Zwischen Russen und Türken kommt es nicht nur beim Fußball hier und da zu Spannungen.

Foto: imago/Valery Sharifulin

"Maxim, Sie sollten jetzt zu Bett gehen, Ihr Flug ist am Vormittag, und da müssen Sie früh aufstehen", mahnt die Rezeptionistin – sichtlich um ihre eigene Contenance bemüht – den vor ihr stehenden jungen Russen. Maxim ist ein echter Hüne wie aus dem berühmten Bild "Bogatyri" ("Recken") von Viktor Wasnetzow in der Tretjakow-Galerie. Doch Unmengen an billigem Alkohol bringen auch Recken zum Schwanken. Mit Mühe hält er sich aufrecht, mit einer Hand krallt er sich an der Deckendekoration fest, der Bauch lehnt gegen den Tresen. Zum Schlafengehen sei es noch zu früh, befindet er trotzdem lallend.

DIE AUFGABE - Gib aus dem Ausgangstext den Abschnitt wortgetreu aus, der bei den Worten „Foto: imago/Valery Sharifulin“ beginnt und nach den Worten „er trotzdem lallend.“ endet.

DATENAUSZUG -

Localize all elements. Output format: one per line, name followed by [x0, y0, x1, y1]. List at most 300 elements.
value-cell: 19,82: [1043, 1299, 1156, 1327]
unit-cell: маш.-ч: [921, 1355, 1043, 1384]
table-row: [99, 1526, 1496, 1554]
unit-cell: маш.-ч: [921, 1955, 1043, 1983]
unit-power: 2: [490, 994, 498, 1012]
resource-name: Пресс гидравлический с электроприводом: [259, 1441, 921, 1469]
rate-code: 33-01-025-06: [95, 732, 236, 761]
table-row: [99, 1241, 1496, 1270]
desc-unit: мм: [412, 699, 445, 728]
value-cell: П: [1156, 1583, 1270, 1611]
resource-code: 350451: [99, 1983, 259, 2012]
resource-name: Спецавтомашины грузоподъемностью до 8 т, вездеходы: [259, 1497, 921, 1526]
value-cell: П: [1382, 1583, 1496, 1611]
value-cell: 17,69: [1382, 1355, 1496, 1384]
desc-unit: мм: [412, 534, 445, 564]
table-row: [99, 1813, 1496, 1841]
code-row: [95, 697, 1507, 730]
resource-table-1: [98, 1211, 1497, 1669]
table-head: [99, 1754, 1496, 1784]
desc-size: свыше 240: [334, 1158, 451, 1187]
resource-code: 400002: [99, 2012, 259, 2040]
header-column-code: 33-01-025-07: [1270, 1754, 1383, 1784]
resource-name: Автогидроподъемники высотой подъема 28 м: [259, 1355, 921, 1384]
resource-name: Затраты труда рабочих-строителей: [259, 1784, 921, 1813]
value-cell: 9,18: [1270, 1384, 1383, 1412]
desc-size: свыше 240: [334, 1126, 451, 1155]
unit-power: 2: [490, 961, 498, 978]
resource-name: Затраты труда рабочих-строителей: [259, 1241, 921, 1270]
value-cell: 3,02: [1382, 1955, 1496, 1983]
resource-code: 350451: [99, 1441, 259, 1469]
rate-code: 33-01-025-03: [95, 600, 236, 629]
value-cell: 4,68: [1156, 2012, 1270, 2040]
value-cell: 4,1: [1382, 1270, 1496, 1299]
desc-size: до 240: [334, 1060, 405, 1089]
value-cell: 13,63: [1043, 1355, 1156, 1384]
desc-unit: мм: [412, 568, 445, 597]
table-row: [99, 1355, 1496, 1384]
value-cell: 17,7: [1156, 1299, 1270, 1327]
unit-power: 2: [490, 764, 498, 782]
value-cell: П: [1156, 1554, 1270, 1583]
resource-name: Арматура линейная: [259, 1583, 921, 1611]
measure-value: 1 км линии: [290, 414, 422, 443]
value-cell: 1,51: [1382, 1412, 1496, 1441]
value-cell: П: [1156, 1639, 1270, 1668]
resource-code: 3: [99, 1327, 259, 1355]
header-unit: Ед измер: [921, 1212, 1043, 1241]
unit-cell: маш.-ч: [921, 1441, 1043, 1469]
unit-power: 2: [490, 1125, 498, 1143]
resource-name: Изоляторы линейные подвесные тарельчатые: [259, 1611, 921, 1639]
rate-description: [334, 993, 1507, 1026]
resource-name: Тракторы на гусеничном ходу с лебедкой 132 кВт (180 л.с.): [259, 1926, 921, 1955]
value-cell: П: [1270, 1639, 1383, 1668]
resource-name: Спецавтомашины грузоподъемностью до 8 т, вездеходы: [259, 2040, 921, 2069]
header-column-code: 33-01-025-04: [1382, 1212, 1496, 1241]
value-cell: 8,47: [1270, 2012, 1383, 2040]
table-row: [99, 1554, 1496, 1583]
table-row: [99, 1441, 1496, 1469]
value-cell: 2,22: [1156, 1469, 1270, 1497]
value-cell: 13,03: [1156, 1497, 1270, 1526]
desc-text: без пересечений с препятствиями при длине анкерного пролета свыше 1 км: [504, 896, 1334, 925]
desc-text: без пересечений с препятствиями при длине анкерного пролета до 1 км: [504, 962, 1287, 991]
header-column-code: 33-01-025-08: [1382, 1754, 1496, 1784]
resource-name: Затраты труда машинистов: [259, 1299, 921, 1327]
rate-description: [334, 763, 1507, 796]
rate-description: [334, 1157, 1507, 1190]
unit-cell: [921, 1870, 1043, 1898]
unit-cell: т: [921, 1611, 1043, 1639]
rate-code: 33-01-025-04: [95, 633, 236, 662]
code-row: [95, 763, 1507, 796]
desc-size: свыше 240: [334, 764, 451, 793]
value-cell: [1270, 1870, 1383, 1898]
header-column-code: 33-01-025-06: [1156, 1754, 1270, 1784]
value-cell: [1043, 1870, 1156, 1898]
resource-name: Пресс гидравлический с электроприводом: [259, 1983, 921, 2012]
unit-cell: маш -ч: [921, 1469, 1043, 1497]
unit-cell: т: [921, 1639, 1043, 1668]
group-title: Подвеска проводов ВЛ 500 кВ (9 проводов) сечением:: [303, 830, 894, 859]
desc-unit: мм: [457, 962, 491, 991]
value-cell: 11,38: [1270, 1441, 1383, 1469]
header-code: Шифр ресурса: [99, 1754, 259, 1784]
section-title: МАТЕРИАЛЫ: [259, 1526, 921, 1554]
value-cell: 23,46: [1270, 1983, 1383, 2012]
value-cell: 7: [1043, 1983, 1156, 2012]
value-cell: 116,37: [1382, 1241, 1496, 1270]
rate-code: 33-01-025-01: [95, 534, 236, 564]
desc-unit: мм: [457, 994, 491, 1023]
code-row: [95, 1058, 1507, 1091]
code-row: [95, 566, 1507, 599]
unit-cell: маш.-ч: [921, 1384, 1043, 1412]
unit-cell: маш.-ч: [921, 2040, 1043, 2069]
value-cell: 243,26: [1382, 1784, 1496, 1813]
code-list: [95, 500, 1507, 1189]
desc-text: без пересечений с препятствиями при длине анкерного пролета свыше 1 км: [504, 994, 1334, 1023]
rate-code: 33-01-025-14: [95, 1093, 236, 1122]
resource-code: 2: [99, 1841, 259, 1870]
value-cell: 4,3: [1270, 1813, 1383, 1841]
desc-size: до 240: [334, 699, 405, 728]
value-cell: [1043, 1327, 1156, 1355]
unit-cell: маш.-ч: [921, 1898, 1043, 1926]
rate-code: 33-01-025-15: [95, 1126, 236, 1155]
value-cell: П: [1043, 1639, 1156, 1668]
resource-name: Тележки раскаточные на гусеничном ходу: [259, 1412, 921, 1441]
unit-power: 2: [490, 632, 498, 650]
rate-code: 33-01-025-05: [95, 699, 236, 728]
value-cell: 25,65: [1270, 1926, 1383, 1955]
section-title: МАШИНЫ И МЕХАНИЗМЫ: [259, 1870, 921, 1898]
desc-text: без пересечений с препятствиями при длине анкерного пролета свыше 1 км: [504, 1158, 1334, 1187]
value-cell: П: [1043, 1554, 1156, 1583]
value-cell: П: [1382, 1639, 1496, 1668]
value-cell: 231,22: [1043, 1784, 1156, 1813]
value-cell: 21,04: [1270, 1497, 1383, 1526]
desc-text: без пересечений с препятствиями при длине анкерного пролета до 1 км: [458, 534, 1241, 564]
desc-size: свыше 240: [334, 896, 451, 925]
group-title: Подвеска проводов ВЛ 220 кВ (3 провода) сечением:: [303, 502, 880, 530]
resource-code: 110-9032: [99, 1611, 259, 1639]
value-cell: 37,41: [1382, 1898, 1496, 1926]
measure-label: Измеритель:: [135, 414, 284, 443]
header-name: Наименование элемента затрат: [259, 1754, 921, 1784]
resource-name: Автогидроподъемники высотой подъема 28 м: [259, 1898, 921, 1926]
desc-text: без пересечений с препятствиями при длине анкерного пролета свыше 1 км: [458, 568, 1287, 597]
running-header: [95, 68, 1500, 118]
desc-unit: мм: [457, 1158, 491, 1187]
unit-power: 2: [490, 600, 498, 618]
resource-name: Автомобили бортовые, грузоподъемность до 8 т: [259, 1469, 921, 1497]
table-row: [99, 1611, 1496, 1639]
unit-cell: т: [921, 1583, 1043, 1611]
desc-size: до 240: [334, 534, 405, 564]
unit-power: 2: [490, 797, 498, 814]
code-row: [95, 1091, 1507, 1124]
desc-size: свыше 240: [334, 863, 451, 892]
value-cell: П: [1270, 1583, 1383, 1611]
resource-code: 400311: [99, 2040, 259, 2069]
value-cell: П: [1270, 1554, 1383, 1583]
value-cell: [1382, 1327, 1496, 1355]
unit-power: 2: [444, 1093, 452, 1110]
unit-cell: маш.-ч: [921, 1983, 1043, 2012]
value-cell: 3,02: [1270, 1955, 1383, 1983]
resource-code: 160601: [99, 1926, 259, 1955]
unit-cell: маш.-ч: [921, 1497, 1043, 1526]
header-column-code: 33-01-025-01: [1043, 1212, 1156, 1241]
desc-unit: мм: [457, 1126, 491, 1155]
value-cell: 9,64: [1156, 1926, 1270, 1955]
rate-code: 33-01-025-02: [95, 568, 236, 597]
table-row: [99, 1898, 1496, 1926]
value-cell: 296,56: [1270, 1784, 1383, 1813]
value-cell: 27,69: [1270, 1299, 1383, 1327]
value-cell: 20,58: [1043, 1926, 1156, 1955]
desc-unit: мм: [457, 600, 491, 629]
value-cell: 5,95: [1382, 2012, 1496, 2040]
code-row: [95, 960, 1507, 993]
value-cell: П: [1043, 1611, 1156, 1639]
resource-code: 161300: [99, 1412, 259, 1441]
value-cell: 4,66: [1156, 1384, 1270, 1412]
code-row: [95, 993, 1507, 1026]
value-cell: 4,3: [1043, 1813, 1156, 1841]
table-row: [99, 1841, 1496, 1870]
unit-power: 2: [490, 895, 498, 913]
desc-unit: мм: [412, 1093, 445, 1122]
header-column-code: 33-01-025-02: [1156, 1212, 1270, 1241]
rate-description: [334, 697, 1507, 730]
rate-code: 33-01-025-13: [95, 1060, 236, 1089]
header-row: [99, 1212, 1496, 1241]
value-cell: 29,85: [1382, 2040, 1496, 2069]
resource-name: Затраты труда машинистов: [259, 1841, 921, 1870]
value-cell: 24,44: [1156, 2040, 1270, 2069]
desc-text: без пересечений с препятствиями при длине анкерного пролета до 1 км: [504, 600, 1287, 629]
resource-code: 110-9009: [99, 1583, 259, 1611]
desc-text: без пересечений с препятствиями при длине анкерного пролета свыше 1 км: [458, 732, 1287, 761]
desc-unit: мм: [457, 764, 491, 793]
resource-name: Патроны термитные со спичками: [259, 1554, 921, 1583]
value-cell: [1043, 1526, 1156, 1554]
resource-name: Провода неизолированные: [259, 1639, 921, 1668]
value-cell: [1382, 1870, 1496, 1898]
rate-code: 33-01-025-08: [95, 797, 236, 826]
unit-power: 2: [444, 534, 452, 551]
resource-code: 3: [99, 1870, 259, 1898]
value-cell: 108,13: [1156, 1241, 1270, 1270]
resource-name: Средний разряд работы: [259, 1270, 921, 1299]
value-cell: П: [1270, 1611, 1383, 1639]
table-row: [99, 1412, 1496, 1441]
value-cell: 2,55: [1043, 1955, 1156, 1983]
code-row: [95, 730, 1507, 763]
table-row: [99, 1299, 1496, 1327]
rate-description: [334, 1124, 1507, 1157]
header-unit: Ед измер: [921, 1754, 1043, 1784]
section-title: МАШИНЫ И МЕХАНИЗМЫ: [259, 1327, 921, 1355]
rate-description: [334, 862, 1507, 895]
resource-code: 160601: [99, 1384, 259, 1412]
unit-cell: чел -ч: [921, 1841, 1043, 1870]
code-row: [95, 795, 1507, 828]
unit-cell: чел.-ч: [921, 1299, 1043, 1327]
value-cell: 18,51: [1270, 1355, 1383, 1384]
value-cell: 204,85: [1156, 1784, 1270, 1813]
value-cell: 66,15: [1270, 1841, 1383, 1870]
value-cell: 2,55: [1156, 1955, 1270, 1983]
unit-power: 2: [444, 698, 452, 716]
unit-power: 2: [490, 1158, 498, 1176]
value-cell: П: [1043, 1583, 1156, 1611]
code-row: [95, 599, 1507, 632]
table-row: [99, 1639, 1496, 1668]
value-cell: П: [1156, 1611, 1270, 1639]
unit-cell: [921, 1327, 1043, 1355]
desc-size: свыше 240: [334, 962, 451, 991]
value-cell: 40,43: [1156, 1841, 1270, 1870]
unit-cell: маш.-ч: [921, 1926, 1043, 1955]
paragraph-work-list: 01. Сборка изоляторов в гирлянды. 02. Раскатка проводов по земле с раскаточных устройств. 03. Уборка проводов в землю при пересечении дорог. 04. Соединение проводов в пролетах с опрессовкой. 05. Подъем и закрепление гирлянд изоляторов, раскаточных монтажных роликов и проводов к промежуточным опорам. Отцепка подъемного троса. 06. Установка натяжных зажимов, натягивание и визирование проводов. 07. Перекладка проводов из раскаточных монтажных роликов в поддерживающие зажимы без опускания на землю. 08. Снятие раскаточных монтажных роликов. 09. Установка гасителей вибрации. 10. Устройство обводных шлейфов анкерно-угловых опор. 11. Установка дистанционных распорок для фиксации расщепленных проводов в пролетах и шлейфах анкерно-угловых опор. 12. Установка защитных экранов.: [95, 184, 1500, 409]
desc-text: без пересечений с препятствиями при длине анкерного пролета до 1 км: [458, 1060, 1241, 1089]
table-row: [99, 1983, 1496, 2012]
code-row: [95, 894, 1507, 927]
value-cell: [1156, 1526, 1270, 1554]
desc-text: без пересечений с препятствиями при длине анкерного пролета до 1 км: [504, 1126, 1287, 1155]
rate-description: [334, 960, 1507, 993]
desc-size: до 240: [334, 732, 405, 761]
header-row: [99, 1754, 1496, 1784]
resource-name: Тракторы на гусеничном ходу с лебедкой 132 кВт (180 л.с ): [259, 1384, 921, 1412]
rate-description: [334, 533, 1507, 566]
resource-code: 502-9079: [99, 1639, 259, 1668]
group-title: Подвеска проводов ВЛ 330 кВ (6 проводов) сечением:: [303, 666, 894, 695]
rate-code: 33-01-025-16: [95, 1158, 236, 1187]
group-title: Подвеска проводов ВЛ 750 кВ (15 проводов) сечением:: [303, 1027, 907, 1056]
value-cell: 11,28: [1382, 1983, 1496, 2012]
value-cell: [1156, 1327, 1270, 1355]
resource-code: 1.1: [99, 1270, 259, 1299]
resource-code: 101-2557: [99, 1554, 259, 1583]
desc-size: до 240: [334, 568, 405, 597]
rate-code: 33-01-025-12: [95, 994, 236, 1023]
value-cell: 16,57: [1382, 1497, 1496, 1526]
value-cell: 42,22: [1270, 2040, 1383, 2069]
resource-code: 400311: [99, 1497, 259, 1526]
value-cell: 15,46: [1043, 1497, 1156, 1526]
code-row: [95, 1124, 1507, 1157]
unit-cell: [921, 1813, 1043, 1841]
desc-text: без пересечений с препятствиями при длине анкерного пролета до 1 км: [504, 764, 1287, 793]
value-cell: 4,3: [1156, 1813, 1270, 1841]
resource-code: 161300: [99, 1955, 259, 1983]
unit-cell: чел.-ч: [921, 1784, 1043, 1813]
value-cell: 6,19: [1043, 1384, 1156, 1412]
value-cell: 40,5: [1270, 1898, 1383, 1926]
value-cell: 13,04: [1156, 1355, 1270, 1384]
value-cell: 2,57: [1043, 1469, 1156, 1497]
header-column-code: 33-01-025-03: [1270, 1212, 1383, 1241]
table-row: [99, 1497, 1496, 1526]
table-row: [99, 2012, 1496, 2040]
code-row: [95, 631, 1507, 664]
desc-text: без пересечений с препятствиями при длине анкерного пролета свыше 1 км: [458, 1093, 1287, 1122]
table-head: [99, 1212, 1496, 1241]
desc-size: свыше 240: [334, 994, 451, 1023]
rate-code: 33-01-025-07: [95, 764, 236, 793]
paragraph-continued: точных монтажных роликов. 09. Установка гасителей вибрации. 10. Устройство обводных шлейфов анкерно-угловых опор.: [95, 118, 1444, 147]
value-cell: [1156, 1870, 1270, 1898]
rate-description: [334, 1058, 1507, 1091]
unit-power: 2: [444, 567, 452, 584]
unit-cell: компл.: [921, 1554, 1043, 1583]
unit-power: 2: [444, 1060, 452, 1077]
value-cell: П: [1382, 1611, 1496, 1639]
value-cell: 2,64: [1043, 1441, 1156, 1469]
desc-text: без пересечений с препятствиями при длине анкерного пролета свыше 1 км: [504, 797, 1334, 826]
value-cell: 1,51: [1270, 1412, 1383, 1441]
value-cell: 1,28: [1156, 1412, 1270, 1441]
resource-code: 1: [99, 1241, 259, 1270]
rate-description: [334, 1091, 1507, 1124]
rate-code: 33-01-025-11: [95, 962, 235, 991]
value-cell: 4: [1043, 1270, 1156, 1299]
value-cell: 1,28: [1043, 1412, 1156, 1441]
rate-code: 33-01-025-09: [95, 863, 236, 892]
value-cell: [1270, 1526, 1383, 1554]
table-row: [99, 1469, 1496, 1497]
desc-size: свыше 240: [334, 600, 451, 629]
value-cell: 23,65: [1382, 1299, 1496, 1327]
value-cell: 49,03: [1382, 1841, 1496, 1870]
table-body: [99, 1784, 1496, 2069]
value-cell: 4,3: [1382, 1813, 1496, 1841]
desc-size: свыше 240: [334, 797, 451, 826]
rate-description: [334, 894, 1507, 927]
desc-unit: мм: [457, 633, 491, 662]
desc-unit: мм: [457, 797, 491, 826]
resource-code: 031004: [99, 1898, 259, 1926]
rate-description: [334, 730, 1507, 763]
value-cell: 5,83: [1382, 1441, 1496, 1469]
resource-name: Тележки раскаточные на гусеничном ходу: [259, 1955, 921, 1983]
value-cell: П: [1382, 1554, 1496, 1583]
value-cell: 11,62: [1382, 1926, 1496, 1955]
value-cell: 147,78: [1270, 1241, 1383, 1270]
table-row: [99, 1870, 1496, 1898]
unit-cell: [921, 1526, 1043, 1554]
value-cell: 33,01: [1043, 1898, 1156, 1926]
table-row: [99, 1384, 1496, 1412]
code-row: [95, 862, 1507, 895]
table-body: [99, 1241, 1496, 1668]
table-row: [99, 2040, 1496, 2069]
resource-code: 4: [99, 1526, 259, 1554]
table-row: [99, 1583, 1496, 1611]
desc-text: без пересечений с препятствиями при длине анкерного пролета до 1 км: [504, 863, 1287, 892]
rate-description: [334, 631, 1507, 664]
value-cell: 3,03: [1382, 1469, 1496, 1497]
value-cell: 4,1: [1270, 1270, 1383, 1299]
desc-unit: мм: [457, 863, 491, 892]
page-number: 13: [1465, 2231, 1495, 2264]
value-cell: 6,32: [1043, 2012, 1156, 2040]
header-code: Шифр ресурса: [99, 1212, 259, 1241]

ANTWORT -
Foto: imago/Valery Sharifulin

"Maxim, Sie sollten jetzt zu Bett gehen, Ihr Flug ist am Vormittag, und da müssen Sie früh aufstehen", mahnt die Rezeptionistin – sichtlich um ihre eigene Contenance bemüht – den vor ihr stehenden jungen Russen. Maxim ist ein echter Hüne wie aus dem berühmten Bild "Bogatyri" ("Recken") von Viktor Wasnetzow in der Tretjakow-Galerie. Doch Unmengen an billigem Alkohol bringen auch Recken zum Schwanken. Mit Mühe hält er sich aufrecht, mit einer Hand krallt er sich an der Deckendekoration fest, der Bauch lehnt gegen den Tresen. Zum Schlafengehen sei es noch zu früh, befindet er trotzdem lallend.